## INFORMATION PROVIDED

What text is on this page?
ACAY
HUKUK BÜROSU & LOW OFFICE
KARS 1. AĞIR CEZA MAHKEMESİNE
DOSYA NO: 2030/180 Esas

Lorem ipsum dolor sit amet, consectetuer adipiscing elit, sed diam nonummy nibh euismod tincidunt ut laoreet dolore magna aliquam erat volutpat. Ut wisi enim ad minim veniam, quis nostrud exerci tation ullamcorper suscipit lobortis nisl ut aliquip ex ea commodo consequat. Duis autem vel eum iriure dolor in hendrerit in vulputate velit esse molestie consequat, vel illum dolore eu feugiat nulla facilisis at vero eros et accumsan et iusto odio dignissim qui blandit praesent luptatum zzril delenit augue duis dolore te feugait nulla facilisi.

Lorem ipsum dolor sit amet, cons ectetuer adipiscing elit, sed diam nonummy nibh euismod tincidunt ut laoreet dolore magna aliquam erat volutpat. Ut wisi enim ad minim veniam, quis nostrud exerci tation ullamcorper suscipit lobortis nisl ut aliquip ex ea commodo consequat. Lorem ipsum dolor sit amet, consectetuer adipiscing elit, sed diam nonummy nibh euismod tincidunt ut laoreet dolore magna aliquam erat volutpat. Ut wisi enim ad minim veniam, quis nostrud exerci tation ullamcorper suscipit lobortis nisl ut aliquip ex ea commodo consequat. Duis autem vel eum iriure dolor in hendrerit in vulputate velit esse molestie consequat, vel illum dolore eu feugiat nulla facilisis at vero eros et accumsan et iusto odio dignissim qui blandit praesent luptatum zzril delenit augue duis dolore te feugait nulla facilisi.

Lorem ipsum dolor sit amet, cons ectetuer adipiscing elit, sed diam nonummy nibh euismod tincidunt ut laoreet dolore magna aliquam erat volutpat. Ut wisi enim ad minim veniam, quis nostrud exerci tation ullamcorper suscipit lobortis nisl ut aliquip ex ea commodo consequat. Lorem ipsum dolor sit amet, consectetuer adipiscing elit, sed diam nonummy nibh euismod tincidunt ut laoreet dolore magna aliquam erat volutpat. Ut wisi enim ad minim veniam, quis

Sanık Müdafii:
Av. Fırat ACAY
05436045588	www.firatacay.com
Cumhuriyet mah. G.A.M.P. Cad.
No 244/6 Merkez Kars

## TASK DIRECTIONS
Each record above should be restated word for word.

## RESPONSE FOR THIS EXERCISE
What text is on this page?
ACAY
HUKUK BÜROSU & LOW OFFICE
KARS 1. AĞIR CEZA MAHKEMESİNE
DOSYA NO: 2030/180 Esas

Lorem ipsum dolor sit amet, consectetuer adipiscing elit, sed diam nonummy nibh euismod tincidunt ut laoreet dolore magna aliquam erat volutpat. Ut wisi enim ad minim veniam, quis nostrud exerci tation ullamcorper suscipit lobortis nisl ut aliquip ex ea commodo consequat. Duis autem vel eum iriure dolor in hendrerit in vulputate velit esse molestie consequat, vel illum dolore eu feugiat nulla facilisis at vero eros et accumsan et iusto odio dignissim qui blandit praesent luptatum zzril delenit augue duis dolore te feugait nulla facilisi.

Lorem ipsum dolor sit amet, cons ectetuer adipiscing elit, sed diam nonummy nibh euismod tincidunt ut laoreet dolore magna aliquam erat volutpat. Ut wisi enim ad minim veniam, quis nostrud exerci tation ullamcorper suscipit lobortis nisl ut aliquip ex ea commodo consequat. Lorem ipsum dolor sit amet, consectetuer adipiscing elit, sed diam nonummy nibh euismod tincidunt ut laoreet dolore magna aliquam erat volutpat. Ut wisi enim ad minim veniam, quis nostrud exerci tation ullamcorper suscipit lobortis nisl ut aliquip ex ea commodo consequat. Duis autem vel eum iriure dolor in hendrerit in vulputate velit esse molestie consequat, vel illum dolore eu feugiat nulla facilisis at vero eros et accumsan et iusto odio dignissim qui blandit praesent luptatum zzril delenit augue duis dolore te feugait nulla facilisi.

Lorem ipsum dolor sit amet, cons ectetuer adipiscing elit, sed diam nonummy nibh euismod tincidunt ut laoreet dolore magna aliquam erat volutpat. Ut wisi enim ad minim veniam, quis nostrud exerci tation ullamcorper suscipit lobortis nisl ut aliquip ex ea commodo consequat. Lorem ipsum dolor sit amet, consectetuer adipiscing elit, sed diam nonummy nibh euismod tincidunt ut laoreet dolore magna aliquam erat volutpat. Ut wisi enim ad minim veniam, quis

Sanık Müdafii:
Av. Fırat ACAY
05436045588	www.firatacay.com
Cumhuriyet mah. G.A.M.P. Cad.
No 244/6 Merkez Kars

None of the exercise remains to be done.